_GOAL OF THE EXERCISE:_ How many lines in these records hold the string "Hochwürden"? Reply with the number alone.
[[ EXERCISE DATA open ]]
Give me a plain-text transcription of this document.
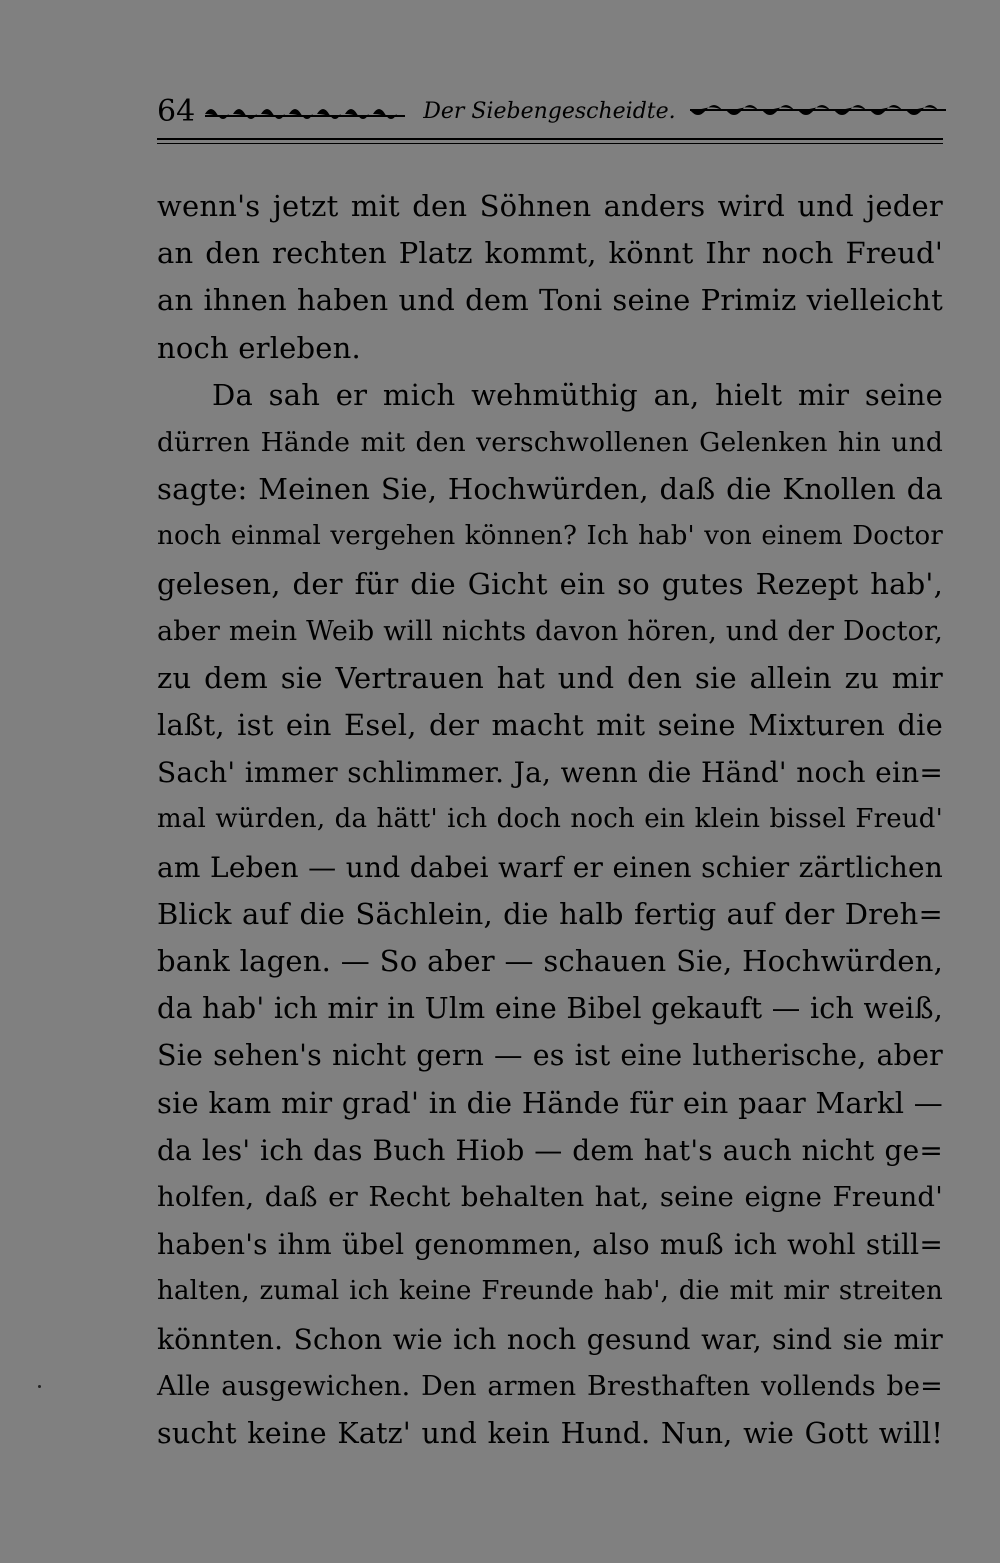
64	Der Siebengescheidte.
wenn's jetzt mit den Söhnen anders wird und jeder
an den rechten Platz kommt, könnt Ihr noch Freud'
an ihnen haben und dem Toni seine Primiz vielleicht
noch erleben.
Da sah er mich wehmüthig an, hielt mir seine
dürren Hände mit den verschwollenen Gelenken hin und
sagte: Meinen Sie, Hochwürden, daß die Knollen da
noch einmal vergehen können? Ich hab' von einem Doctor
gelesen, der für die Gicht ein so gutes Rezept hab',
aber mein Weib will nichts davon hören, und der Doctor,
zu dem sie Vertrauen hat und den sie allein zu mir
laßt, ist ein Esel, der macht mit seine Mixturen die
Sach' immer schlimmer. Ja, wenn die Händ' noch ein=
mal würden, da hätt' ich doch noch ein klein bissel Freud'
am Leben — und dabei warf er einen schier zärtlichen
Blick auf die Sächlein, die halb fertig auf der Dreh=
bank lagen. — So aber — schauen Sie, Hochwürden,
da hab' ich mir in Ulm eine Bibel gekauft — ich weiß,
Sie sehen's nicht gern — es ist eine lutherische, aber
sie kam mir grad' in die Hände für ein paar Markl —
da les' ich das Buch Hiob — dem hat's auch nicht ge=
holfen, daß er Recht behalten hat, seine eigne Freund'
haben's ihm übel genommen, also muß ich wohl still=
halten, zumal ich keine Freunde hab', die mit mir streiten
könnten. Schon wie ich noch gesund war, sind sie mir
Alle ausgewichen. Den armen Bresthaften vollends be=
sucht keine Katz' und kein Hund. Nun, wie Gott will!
[[ EXERCISE DATA closed ]]
_ANSWER TO THIS EXERCISE:_ 2